Problem details: Tally up the lines below that include the word "Execution". Answer with the number alone.

[Records contained in a dataset]

....

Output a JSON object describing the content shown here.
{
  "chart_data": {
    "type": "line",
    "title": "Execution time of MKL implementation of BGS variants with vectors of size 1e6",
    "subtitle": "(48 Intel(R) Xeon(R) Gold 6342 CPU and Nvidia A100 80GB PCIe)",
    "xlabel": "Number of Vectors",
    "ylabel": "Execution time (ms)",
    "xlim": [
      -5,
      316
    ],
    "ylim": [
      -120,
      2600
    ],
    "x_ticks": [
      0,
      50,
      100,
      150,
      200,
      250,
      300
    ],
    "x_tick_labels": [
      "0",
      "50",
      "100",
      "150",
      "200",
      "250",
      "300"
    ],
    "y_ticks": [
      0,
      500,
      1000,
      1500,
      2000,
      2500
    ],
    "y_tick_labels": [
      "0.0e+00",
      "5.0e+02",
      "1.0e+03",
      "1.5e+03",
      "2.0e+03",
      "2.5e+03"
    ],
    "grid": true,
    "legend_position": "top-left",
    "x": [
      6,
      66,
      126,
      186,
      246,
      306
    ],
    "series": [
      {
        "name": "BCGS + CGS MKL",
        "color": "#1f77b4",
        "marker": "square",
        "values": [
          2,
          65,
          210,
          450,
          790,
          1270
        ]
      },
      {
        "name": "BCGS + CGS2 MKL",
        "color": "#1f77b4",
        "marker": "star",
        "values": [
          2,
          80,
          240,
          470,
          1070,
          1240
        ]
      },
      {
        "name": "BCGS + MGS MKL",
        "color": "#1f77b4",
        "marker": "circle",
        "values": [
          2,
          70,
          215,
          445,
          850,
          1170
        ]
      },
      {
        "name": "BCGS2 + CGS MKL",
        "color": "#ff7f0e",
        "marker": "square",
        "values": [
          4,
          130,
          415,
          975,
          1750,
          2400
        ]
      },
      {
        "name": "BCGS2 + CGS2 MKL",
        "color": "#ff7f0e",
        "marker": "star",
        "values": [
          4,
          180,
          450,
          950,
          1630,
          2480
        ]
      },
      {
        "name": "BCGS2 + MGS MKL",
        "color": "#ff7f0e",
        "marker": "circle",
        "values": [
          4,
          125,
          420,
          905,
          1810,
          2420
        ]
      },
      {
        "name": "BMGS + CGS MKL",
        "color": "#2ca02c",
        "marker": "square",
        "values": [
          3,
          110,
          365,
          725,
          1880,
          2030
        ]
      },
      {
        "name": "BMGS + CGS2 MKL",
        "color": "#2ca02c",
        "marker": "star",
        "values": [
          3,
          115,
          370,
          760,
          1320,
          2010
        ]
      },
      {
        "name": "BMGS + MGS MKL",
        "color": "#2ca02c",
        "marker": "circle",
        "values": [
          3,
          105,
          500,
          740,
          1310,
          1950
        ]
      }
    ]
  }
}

....

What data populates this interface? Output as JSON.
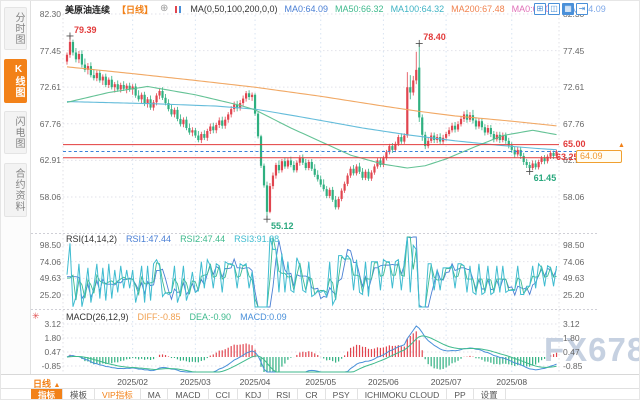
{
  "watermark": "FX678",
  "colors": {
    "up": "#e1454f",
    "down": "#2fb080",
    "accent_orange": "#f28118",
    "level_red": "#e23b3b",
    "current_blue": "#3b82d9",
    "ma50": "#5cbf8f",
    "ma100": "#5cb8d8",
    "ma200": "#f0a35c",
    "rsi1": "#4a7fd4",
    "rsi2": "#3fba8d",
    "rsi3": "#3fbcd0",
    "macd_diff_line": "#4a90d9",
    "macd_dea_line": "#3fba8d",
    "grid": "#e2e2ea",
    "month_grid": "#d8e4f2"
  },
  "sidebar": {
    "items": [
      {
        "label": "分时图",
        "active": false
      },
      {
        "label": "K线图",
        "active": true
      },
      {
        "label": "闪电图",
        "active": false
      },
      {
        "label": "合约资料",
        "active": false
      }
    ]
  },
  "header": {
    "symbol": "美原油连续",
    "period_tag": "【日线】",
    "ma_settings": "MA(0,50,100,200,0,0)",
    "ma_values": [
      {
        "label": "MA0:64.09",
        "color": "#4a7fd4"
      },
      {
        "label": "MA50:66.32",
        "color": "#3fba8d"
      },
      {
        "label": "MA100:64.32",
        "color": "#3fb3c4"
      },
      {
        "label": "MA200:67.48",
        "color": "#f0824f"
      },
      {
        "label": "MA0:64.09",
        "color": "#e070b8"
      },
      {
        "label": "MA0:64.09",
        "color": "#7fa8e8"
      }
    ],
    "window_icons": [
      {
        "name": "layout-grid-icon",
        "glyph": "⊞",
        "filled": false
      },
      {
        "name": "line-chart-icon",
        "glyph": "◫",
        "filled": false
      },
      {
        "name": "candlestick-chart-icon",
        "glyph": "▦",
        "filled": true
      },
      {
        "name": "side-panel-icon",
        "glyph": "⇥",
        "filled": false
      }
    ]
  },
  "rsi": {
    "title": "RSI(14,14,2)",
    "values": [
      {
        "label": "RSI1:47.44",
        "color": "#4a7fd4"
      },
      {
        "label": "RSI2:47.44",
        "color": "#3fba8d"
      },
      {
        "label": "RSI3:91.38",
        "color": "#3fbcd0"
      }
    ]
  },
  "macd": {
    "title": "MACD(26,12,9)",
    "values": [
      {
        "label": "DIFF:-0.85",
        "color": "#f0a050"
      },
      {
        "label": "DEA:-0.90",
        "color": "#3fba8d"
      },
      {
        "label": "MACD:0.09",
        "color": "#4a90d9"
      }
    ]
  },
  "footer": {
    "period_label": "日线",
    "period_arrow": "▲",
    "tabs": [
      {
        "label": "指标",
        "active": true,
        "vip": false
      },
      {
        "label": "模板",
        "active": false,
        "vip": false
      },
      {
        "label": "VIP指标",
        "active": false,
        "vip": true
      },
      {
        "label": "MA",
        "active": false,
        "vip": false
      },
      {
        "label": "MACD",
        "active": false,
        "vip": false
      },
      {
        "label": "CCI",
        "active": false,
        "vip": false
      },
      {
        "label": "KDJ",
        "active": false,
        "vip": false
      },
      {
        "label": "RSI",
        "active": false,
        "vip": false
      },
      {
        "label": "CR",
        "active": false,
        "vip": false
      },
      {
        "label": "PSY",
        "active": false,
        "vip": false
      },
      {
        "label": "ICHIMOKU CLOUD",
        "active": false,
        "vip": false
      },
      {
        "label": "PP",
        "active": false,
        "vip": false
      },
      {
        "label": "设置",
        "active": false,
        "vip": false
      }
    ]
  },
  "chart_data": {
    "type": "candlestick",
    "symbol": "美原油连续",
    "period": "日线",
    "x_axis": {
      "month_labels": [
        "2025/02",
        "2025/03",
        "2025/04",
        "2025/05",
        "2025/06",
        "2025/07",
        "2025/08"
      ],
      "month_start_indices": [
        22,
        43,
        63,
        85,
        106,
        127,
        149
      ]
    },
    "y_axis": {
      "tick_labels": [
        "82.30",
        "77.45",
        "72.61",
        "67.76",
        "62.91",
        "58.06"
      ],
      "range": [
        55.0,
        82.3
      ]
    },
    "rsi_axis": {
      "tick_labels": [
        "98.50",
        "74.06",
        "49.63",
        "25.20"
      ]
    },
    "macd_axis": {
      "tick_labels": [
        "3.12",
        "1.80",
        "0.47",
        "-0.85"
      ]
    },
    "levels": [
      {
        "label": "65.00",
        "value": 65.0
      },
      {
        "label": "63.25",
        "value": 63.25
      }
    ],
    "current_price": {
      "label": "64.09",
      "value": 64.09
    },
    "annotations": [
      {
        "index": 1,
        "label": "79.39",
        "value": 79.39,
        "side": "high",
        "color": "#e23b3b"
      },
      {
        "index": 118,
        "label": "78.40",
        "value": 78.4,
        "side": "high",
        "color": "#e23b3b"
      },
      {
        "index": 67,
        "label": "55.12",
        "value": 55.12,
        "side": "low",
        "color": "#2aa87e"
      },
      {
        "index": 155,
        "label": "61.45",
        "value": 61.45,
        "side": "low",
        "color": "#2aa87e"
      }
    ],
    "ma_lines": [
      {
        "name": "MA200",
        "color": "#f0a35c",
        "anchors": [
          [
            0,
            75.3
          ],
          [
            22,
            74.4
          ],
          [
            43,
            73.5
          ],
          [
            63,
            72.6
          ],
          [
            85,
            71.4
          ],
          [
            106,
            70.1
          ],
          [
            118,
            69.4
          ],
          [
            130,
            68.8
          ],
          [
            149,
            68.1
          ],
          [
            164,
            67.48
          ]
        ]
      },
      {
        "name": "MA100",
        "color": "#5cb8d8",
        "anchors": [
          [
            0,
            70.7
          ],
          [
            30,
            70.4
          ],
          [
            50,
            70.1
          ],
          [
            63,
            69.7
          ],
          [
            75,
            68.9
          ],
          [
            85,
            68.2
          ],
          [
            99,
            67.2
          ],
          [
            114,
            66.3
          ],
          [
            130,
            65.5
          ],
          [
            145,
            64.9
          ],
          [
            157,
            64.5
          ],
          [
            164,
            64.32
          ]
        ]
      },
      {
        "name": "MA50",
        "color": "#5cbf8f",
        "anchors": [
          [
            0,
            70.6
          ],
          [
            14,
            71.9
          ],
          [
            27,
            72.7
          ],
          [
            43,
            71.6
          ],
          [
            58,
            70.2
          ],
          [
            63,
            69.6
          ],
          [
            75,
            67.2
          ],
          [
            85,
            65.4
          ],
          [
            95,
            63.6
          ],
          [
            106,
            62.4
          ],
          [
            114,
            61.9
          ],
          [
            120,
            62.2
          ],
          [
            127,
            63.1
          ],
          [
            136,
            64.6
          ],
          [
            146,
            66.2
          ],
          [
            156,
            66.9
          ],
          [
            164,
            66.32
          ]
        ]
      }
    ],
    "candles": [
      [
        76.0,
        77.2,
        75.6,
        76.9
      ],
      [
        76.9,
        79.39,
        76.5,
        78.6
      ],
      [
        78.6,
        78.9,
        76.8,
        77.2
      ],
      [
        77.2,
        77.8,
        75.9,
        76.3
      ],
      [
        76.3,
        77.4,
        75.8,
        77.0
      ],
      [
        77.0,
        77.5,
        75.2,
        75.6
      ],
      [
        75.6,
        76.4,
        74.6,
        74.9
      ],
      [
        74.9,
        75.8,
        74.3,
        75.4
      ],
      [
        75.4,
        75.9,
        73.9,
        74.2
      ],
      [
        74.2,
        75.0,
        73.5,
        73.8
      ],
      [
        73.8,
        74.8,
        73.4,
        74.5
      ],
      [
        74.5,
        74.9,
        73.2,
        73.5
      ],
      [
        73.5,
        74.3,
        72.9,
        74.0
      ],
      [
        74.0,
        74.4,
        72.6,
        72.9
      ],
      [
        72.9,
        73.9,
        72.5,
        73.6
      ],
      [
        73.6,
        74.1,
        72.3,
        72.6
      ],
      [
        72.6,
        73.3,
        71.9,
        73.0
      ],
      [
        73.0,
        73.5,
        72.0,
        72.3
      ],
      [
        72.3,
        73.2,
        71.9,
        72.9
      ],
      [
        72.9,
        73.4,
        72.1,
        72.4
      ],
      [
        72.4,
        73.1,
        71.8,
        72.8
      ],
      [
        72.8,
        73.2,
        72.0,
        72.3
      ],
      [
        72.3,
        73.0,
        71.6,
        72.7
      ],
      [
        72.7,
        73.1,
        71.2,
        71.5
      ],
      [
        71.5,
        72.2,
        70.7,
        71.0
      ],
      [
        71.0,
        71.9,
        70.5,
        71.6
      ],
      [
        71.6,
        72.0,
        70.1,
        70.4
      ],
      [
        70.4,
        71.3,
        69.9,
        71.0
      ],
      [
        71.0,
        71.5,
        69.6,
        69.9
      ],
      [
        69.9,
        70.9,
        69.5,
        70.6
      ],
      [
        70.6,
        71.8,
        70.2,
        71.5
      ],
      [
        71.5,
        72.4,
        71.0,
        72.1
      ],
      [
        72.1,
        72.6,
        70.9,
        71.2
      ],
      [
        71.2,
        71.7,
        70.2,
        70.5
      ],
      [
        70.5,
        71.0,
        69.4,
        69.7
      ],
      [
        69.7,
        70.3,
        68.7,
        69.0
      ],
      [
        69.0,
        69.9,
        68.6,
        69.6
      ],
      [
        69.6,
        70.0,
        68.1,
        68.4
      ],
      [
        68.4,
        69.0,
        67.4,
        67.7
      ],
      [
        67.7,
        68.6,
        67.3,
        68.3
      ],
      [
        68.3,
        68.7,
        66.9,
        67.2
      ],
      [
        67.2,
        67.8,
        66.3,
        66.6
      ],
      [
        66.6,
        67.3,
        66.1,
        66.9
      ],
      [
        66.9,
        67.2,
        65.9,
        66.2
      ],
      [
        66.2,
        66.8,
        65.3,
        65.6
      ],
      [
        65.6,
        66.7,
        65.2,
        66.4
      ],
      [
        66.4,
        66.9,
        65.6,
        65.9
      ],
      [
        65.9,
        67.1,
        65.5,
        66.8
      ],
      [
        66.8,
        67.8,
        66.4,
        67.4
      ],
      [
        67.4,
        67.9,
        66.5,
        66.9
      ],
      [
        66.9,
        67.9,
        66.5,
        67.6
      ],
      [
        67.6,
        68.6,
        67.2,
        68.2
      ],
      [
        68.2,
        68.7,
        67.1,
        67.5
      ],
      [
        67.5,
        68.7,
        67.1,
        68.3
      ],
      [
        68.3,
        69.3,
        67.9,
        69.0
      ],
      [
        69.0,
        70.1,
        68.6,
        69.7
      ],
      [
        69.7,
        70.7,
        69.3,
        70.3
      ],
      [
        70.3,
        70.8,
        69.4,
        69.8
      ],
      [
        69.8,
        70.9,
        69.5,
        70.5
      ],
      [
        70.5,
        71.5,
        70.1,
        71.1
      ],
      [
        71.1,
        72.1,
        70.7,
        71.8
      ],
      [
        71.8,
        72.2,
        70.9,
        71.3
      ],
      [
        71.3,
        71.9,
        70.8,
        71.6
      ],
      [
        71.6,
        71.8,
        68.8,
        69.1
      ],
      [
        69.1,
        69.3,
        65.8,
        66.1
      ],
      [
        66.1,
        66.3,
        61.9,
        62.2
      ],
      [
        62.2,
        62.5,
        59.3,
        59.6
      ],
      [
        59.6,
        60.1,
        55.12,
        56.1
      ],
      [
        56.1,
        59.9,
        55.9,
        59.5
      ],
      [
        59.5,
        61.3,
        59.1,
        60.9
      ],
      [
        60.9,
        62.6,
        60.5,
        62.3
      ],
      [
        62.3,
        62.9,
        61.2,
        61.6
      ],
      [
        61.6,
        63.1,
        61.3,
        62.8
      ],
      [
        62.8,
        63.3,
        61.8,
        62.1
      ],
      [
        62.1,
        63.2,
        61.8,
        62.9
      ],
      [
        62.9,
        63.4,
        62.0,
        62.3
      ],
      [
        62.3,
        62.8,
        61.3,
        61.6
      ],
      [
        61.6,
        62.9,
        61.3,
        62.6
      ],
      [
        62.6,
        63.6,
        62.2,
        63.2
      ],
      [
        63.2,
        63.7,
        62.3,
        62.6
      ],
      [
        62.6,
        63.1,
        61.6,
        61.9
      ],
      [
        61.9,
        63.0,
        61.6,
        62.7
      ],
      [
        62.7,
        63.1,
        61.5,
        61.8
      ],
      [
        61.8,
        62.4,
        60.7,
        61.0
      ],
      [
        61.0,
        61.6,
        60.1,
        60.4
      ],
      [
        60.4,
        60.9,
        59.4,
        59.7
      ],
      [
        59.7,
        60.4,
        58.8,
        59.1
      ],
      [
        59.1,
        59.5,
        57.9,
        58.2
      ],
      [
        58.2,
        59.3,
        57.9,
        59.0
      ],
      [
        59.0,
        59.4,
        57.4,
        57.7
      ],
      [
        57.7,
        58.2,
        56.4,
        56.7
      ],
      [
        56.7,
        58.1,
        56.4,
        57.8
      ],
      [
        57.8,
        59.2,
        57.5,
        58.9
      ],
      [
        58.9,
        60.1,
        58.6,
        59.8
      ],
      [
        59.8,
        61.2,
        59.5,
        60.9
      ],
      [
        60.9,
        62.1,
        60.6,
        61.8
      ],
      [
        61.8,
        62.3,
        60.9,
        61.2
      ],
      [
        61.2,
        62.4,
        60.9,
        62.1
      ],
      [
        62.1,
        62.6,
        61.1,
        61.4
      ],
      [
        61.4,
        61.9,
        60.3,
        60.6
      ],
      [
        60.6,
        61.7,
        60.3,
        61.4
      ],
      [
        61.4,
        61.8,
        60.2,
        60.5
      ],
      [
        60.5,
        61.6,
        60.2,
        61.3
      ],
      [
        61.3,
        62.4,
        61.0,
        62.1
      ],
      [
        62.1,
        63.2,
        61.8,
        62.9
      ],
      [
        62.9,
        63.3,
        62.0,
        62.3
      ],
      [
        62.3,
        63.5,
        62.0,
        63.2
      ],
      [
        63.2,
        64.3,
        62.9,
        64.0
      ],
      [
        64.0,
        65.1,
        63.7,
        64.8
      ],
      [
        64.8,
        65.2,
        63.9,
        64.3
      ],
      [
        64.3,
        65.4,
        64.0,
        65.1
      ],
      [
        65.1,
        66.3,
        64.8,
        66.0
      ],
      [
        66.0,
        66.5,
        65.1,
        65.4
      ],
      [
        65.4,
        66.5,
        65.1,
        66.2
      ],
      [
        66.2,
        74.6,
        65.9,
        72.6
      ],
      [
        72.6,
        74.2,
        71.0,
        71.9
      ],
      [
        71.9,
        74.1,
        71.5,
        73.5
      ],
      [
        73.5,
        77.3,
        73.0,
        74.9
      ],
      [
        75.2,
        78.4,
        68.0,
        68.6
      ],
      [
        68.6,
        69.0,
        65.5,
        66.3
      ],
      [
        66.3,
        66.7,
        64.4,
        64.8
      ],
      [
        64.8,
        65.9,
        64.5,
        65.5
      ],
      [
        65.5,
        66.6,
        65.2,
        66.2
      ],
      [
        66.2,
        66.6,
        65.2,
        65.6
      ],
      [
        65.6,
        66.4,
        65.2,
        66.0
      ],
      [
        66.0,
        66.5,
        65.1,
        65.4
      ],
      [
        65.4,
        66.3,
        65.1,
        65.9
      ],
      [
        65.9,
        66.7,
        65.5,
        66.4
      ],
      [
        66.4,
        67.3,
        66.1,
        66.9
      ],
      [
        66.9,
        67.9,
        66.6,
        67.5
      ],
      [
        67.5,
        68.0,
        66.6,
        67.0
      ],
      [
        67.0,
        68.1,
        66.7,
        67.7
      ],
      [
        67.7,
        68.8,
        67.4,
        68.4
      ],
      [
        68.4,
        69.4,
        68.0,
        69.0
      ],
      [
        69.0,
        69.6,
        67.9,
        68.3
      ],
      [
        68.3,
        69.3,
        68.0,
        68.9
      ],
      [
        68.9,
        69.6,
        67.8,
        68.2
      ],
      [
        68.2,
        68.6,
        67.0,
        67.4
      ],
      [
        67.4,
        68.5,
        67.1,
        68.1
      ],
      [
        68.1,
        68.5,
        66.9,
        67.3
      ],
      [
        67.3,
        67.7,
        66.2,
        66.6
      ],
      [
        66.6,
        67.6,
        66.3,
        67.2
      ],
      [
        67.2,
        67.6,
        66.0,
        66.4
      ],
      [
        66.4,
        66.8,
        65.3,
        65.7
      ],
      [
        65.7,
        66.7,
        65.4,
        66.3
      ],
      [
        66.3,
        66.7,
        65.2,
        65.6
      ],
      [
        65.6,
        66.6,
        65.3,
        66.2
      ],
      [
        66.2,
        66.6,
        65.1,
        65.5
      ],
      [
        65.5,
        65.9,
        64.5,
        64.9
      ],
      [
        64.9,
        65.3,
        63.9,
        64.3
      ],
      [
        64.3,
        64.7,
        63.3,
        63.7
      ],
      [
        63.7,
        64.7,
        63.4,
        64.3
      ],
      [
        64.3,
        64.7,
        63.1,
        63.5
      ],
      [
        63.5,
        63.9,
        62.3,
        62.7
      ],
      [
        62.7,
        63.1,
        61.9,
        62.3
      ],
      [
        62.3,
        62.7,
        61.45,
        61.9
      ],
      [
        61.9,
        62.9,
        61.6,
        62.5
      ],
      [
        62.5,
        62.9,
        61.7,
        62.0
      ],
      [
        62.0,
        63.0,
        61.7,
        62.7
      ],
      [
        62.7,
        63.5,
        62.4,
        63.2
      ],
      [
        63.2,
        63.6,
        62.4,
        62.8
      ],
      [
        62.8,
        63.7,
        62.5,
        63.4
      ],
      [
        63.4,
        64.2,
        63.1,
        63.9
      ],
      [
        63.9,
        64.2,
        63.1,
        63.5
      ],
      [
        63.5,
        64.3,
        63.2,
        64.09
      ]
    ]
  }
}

....

Finished answer: 2